### Short task:
In the lines below, find how many contain the word "demand" and report that figure alone.

### Rows:

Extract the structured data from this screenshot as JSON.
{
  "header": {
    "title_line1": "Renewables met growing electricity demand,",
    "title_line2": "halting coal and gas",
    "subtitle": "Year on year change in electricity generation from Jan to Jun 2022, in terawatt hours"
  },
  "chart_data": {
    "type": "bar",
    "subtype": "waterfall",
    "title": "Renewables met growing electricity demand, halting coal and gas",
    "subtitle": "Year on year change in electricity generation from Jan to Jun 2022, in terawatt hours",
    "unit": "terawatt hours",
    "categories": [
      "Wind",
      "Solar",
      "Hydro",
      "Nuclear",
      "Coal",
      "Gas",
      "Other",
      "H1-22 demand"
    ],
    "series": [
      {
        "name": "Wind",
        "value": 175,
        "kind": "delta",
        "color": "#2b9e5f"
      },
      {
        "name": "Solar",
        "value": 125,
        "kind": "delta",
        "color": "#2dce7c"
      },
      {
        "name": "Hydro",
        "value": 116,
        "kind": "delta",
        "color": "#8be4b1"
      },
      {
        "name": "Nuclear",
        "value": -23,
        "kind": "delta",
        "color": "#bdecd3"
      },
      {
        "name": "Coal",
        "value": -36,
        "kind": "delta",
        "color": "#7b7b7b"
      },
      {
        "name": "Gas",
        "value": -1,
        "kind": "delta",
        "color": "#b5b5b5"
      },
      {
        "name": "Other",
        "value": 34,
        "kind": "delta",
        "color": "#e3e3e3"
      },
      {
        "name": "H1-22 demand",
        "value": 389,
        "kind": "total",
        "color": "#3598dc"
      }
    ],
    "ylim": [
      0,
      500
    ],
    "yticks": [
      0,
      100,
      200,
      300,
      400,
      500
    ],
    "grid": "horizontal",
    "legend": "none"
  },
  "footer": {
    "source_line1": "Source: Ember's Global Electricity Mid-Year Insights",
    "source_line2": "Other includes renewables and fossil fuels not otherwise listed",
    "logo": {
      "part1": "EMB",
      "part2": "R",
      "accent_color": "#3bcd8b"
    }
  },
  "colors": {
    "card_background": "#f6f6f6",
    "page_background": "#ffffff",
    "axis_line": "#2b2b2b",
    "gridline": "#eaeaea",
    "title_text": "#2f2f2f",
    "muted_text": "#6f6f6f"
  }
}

--

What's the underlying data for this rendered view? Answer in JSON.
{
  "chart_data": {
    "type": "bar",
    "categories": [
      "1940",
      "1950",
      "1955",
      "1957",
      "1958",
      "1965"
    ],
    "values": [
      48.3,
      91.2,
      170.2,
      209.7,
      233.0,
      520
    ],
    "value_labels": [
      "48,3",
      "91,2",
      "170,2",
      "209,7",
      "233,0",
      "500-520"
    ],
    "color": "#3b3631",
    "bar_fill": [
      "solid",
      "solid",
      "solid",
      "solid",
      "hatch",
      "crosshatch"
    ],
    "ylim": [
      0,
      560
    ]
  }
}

### Solution:
4